(TO BE DONE) Can you copy every line of the entries below word for word, leaving the pictures out?

(DATA FOR PROCESSING)
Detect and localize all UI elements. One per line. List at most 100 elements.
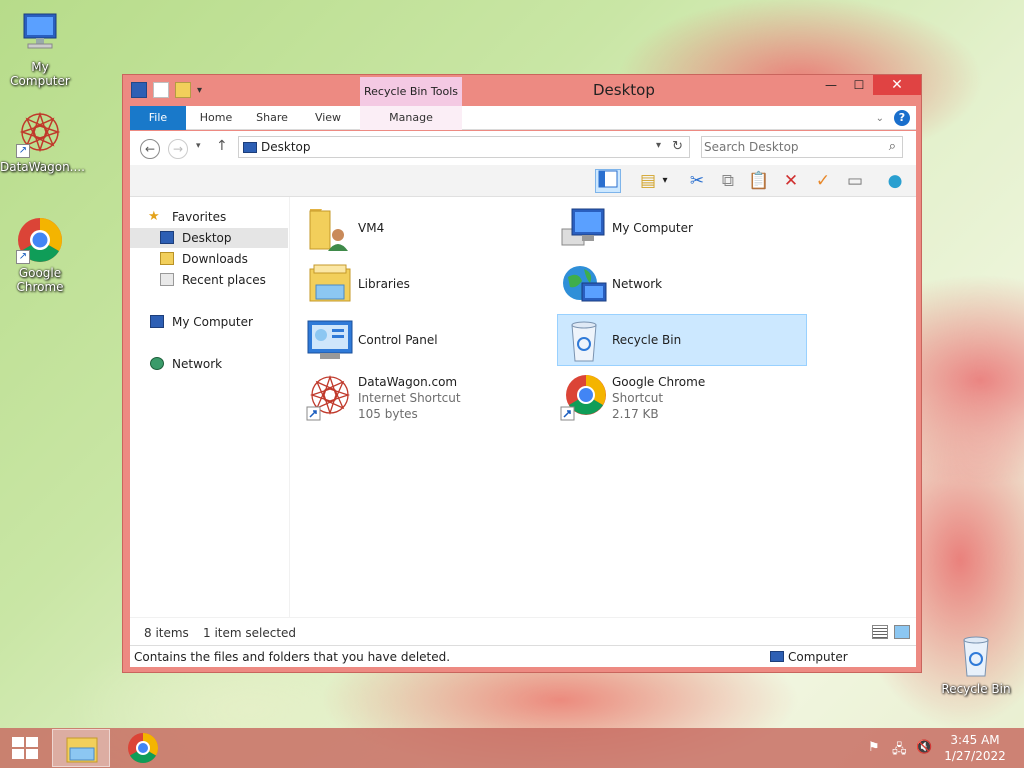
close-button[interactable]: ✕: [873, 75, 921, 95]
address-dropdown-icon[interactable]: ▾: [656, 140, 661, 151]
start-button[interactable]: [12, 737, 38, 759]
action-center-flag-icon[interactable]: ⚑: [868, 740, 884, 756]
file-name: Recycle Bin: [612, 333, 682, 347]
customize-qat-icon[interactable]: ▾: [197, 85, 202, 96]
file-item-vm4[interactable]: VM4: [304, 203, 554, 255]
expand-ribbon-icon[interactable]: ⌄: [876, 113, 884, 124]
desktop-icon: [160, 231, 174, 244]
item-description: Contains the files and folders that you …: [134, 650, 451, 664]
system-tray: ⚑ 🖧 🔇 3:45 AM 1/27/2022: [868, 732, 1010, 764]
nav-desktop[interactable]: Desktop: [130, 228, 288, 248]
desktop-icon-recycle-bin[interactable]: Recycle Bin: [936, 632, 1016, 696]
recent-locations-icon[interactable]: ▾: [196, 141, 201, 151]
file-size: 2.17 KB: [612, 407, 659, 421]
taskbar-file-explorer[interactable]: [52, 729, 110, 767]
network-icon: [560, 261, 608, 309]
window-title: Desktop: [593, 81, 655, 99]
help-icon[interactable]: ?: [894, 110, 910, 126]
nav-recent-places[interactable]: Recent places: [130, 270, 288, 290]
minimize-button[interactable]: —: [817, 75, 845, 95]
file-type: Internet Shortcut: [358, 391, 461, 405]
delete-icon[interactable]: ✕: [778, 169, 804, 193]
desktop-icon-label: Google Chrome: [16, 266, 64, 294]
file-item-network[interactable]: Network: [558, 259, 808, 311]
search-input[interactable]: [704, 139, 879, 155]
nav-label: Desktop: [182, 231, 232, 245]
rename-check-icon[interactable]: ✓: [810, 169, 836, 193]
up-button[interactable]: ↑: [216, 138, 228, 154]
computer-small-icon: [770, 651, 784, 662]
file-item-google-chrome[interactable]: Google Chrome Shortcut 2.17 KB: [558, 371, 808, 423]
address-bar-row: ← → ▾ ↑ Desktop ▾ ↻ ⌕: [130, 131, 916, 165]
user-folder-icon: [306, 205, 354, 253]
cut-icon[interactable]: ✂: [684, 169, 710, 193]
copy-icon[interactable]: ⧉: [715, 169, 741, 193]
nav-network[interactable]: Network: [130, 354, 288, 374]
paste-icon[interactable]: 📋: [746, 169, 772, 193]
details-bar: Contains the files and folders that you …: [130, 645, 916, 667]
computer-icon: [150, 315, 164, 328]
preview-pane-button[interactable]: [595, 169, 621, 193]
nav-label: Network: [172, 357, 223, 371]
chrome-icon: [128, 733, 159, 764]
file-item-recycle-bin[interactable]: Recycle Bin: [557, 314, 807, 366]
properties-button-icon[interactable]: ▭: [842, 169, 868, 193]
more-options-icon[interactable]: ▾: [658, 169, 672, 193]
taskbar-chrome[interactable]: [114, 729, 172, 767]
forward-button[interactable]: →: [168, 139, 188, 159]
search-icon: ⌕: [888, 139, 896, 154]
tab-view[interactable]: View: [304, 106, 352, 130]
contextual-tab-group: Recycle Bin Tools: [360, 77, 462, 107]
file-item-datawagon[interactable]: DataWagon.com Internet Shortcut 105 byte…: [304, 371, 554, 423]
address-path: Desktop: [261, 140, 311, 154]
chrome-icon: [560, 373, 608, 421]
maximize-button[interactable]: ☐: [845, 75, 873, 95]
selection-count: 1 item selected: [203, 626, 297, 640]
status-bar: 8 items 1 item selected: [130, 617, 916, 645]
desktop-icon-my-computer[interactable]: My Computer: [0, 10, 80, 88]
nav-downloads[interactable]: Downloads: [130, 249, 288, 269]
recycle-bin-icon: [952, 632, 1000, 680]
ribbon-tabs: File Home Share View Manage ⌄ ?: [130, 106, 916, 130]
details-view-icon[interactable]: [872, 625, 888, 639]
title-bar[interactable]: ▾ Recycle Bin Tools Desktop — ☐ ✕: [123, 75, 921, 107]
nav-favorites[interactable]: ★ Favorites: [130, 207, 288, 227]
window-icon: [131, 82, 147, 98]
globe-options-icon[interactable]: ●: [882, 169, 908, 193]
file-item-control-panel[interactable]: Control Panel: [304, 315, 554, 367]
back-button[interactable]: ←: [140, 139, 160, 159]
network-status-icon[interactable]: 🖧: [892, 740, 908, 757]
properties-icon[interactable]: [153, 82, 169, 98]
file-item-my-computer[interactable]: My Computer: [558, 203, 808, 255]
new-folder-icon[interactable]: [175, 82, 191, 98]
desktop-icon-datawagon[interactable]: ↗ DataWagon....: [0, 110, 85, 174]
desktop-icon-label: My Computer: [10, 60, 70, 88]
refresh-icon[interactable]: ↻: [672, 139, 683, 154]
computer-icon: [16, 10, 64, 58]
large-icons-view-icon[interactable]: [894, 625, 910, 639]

(TASK RESULT)
Detect and localize all UI elements. One per line. List at most 100 elements.
close-button[interactable]: ✕: [873, 75, 921, 95]
address-dropdown-icon[interactable]: ▾: [656, 140, 661, 151]
start-button[interactable]: [12, 737, 38, 759]
action-center-flag-icon[interactable]: ⚑: [868, 740, 884, 756]
file-name: Recycle Bin: [612, 333, 682, 347]
customize-qat-icon[interactable]: ▾: [197, 85, 202, 96]
file-item-vm4[interactable]: VM4: [304, 203, 554, 255]
expand-ribbon-icon[interactable]: ⌄: [876, 113, 884, 124]
desktop-icon: [160, 231, 174, 244]
item-description: Contains the files and folders that you …: [134, 650, 451, 664]
system-tray: ⚑ 🖧 🔇 3:45 AM 1/27/2022: [868, 732, 1010, 764]
nav-desktop[interactable]: Desktop: [130, 228, 288, 248]
desktop-icon-recycle-bin[interactable]: Recycle Bin: [936, 632, 1016, 696]
recent-locations-icon[interactable]: ▾: [196, 141, 201, 151]
file-size: 2.17 KB: [612, 407, 659, 421]
taskbar-file-explorer[interactable]: [52, 729, 110, 767]
network-icon: [560, 261, 608, 309]
window-title: Desktop: [593, 81, 655, 99]
help-icon[interactable]: ?: [894, 110, 910, 126]
nav-recent-places[interactable]: Recent places: [130, 270, 288, 290]
minimize-button[interactable]: —: [817, 75, 845, 95]
file-type: Internet Shortcut: [358, 391, 461, 405]
delete-icon[interactable]: ✕: [778, 169, 804, 193]
desktop-icon-label: Google Chrome: [16, 266, 64, 294]
file-item-network[interactable]: Network: [558, 259, 808, 311]
search-input[interactable]: [704, 139, 879, 155]
nav-label: Desktop: [182, 231, 232, 245]
rename-check-icon[interactable]: ✓: [810, 169, 836, 193]
up-button[interactable]: ↑: [216, 138, 228, 154]
computer-small-icon: [770, 651, 784, 662]
file-item-google-chrome[interactable]: Google Chrome Shortcut 2.17 KB: [558, 371, 808, 423]
address-bar-row: ← → ▾ ↑ Desktop ▾ ↻ ⌕: [130, 131, 916, 165]
user-folder-icon: [306, 205, 354, 253]
cut-icon[interactable]: ✂: [684, 169, 710, 193]
copy-icon[interactable]: ⧉: [715, 169, 741, 193]
nav-network[interactable]: Network: [130, 354, 288, 374]
paste-icon[interactable]: 📋: [746, 169, 772, 193]
details-bar: Contains the files and folders that you …: [130, 645, 916, 667]
computer-icon: [150, 315, 164, 328]
preview-pane-button[interactable]: [595, 169, 621, 193]
nav-label: Network: [172, 357, 223, 371]
chrome-icon: [128, 733, 159, 764]
file-item-recycle-bin[interactable]: Recycle Bin: [557, 314, 807, 366]
properties-button-icon[interactable]: ▭: [842, 169, 868, 193]
more-options-icon[interactable]: ▾: [658, 169, 672, 193]
taskbar-chrome[interactable]: [114, 729, 172, 767]
forward-button[interactable]: →: [168, 139, 188, 159]
search-icon: ⌕: [888, 139, 896, 154]
tab-view[interactable]: View: [304, 106, 352, 130]
contextual-tab-group: Recycle Bin Tools: [360, 77, 462, 107]
file-item-datawagon[interactable]: DataWagon.com Internet Shortcut 105 byte…: [304, 371, 554, 423]
address-path: Desktop: [261, 140, 311, 154]
chrome-icon: [560, 373, 608, 421]
maximize-button[interactable]: ☐: [845, 75, 873, 95]
selection-count: 1 item selected: [203, 626, 297, 640]
status-bar: 8 items 1 item selected: [130, 617, 916, 645]
desktop-icon-my-computer[interactable]: My Computer: [0, 10, 80, 88]
nav-downloads[interactable]: Downloads: [130, 249, 288, 269]
recycle-bin-icon: [952, 632, 1000, 680]
ribbon-tabs: File Home Share View Manage ⌄ ?: [130, 106, 916, 130]
details-view-icon[interactable]: [872, 625, 888, 639]
title-bar[interactable]: ▾ Recycle Bin Tools Desktop — ☐ ✕: [123, 75, 921, 107]
nav-favorites[interactable]: ★ Favorites: [130, 207, 288, 227]
window-icon: [131, 82, 147, 98]
globe-options-icon[interactable]: ●: [882, 169, 908, 193]
file-item-control-panel[interactable]: Control Panel: [304, 315, 554, 367]
back-button[interactable]: ←: [140, 139, 160, 159]
network-status-icon[interactable]: 🖧: [892, 740, 908, 757]
properties-icon[interactable]: [153, 82, 169, 98]
file-item-my-computer[interactable]: My Computer: [558, 203, 808, 255]
new-folder-icon[interactable]: [175, 82, 191, 98]
desktop-icon-datawagon[interactable]: ↗ DataWagon....: [0, 110, 85, 174]
desktop-icon-label: My Computer: [10, 60, 70, 88]
refresh-icon[interactable]: ↻: [672, 139, 683, 154]
computer-icon: [16, 10, 64, 58]
large-icons-view-icon[interactable]: [894, 625, 910, 639]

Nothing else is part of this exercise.